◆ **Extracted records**
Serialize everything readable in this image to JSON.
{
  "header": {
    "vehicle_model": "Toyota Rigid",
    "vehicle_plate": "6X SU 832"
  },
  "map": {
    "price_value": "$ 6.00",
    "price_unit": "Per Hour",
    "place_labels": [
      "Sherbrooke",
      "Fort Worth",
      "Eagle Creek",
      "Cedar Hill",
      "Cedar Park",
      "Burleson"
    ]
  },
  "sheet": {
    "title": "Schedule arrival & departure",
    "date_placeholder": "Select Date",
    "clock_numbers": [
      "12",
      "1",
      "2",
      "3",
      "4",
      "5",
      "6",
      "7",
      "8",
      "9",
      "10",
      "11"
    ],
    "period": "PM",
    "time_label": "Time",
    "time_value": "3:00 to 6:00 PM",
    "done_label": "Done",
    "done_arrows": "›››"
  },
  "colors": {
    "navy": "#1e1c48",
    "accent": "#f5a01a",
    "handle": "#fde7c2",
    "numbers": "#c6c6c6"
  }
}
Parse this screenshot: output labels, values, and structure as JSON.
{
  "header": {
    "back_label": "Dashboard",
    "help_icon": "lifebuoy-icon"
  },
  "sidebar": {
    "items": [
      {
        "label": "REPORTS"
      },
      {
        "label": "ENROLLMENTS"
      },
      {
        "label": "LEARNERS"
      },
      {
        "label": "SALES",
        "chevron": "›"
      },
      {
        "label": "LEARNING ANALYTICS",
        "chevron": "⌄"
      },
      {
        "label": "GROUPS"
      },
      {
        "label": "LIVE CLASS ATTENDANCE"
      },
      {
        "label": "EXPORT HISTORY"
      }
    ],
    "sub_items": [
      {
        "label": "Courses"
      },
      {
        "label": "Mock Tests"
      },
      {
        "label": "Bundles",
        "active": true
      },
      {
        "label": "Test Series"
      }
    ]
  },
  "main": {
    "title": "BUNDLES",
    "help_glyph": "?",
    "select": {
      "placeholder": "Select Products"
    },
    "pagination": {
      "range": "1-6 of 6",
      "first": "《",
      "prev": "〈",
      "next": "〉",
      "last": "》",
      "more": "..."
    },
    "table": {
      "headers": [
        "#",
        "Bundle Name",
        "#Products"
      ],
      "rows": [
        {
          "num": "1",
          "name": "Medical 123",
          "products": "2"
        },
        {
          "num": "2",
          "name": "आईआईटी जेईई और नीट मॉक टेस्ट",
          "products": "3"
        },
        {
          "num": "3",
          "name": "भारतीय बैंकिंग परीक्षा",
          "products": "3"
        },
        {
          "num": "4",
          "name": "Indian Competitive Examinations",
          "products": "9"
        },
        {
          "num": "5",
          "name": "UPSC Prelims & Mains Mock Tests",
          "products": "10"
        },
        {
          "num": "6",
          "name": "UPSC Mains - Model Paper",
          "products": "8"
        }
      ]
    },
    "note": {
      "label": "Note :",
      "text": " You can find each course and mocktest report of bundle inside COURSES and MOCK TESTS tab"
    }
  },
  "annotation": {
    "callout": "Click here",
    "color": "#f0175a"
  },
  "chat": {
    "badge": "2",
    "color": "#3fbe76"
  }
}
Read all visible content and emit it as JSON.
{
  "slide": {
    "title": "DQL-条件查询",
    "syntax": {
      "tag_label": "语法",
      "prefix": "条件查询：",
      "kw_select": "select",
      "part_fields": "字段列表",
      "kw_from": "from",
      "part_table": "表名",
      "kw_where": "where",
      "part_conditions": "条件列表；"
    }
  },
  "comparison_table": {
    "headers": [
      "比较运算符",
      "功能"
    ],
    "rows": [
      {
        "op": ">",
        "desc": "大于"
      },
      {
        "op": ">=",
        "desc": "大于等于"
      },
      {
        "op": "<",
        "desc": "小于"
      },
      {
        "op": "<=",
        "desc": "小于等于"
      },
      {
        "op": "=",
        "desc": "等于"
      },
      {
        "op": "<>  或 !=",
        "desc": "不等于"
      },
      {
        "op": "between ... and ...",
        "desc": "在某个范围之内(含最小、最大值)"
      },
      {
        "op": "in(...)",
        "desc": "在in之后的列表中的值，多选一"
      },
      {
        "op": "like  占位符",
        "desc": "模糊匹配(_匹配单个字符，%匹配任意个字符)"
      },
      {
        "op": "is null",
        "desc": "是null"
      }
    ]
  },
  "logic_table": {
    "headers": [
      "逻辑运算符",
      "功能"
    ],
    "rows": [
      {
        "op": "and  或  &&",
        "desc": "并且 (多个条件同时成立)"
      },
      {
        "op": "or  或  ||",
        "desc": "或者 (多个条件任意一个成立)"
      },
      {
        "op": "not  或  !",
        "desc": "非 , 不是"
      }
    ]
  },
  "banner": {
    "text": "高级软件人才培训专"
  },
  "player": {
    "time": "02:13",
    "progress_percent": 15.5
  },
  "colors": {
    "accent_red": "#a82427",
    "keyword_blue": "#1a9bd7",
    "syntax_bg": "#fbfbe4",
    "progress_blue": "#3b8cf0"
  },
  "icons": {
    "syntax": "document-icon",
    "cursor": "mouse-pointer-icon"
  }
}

◆ **Task**
Each line of the listing should be copied exactly.

◆ **Output below**
Serialize everything readable in this image to JSON.
{
  "header": {
    "vehicle_model": "Toyota Rigid",
    "vehicle_plate": "6X SU 832"
  },
  "map": {
    "price_value": "$ 6.00",
    "price_unit": "Per Hour",
    "place_labels": [
      "Sherbrooke",
      "Fort Worth",
      "Eagle Creek",
      "Cedar Hill",
      "Cedar Park",
      "Burleson"
    ]
  },
  "sheet": {
    "title": "Schedule arrival & departure",
    "date_placeholder": "Select Date",
    "clock_numbers": [
      "12",
      "1",
      "2",
      "3",
      "4",
      "5",
      "6",
      "7",
      "8",
      "9",
      "10",
      "11"
    ],
    "period": "PM",
    "time_label": "Time",
    "time_value": "3:00 to 6:00 PM",
    "done_label": "Done",
    "done_arrows": "›››"
  },
  "colors": {
    "navy": "#1e1c48",
    "accent": "#f5a01a",
    "handle": "#fde7c2",
    "numbers": "#c6c6c6"
  }
}
Parse this screenshot: output labels, values, and structure as JSON.
{
  "header": {
    "back_label": "Dashboard",
    "help_icon": "lifebuoy-icon"
  },
  "sidebar": {
    "items": [
      {
        "label": "REPORTS"
      },
      {
        "label": "ENROLLMENTS"
      },
      {
        "label": "LEARNERS"
      },
      {
        "label": "SALES",
        "chevron": "›"
      },
      {
        "label": "LEARNING ANALYTICS",
        "chevron": "⌄"
      },
      {
        "label": "GROUPS"
      },
      {
        "label": "LIVE CLASS ATTENDANCE"
      },
      {
        "label": "EXPORT HISTORY"
      }
    ],
    "sub_items": [
      {
        "label": "Courses"
      },
      {
        "label": "Mock Tests"
      },
      {
        "label": "Bundles",
        "active": true
      },
      {
        "label": "Test Series"
      }
    ]
  },
  "main": {
    "title": "BUNDLES",
    "help_glyph": "?",
    "select": {
      "placeholder": "Select Products"
    },
    "pagination": {
      "range": "1-6 of 6",
      "first": "《",
      "prev": "〈",
      "next": "〉",
      "last": "》",
      "more": "..."
    },
    "table": {
      "headers": [
        "#",
        "Bundle Name",
        "#Products"
      ],
      "rows": [
        {
          "num": "1",
          "name": "Medical 123",
          "products": "2"
        },
        {
          "num": "2",
          "name": "आईआईटी जेईई और नीट मॉक टेस्ट",
          "products": "3"
        },
        {
          "num": "3",
          "name": "भारतीय बैंकिंग परीक्षा",
          "products": "3"
        },
        {
          "num": "4",
          "name": "Indian Competitive Examinations",
          "products": "9"
        },
        {
          "num": "5",
          "name": "UPSC Prelims & Mains Mock Tests",
          "products": "10"
        },
        {
          "num": "6",
          "name": "UPSC Mains - Model Paper",
          "products": "8"
        }
      ]
    },
    "note": {
      "label": "Note :",
      "text": " You can find each course and mocktest report of bundle inside COURSES and MOCK TESTS tab"
    }
  },
  "annotation": {
    "callout": "Click here",
    "color": "#f0175a"
  },
  "chat": {
    "badge": "2",
    "color": "#3fbe76"
  }
}
Read all visible content and emit it as JSON.
{
  "slide": {
    "title": "DQL-条件查询",
    "syntax": {
      "tag_label": "语法",
      "prefix": "条件查询：",
      "kw_select": "select",
      "part_fields": "字段列表",
      "kw_from": "from",
      "part_table": "表名",
      "kw_where": "where",
      "part_conditions": "条件列表；"
    }
  },
  "comparison_table": {
    "headers": [
      "比较运算符",
      "功能"
    ],
    "rows": [
      {
        "op": ">",
        "desc": "大于"
      },
      {
        "op": ">=",
        "desc": "大于等于"
      },
      {
        "op": "<",
        "desc": "小于"
      },
      {
        "op": "<=",
        "desc": "小于等于"
      },
      {
        "op": "=",
        "desc": "等于"
      },
      {
        "op": "<>  或 !=",
        "desc": "不等于"
      },
      {
        "op": "between ... and ...",
        "desc": "在某个范围之内(含最小、最大值)"
      },
      {
        "op": "in(...)",
        "desc": "在in之后的列表中的值，多选一"
      },
      {
        "op": "like  占位符",
        "desc": "模糊匹配(_匹配单个字符，%匹配任意个字符)"
      },
      {
        "op": "is null",
        "desc": "是null"
      }
    ]
  },
  "logic_table": {
    "headers": [
      "逻辑运算符",
      "功能"
    ],
    "rows": [
      {
        "op": "and  或  &&",
        "desc": "并且 (多个条件同时成立)"
      },
      {
        "op": "or  或  ||",
        "desc": "或者 (多个条件任意一个成立)"
      },
      {
        "op": "not  或  !",
        "desc": "非 , 不是"
      }
    ]
  },
  "banner": {
    "text": "高级软件人才培训专"
  },
  "player": {
    "time": "02:13",
    "progress_percent": 15.5
  },
  "colors": {
    "accent_red": "#a82427",
    "keyword_blue": "#1a9bd7",
    "syntax_bg": "#fbfbe4",
    "progress_blue": "#3b8cf0"
  },
  "icons": {
    "syntax": "document-icon",
    "cursor": "mouse-pointer-icon"
  }
}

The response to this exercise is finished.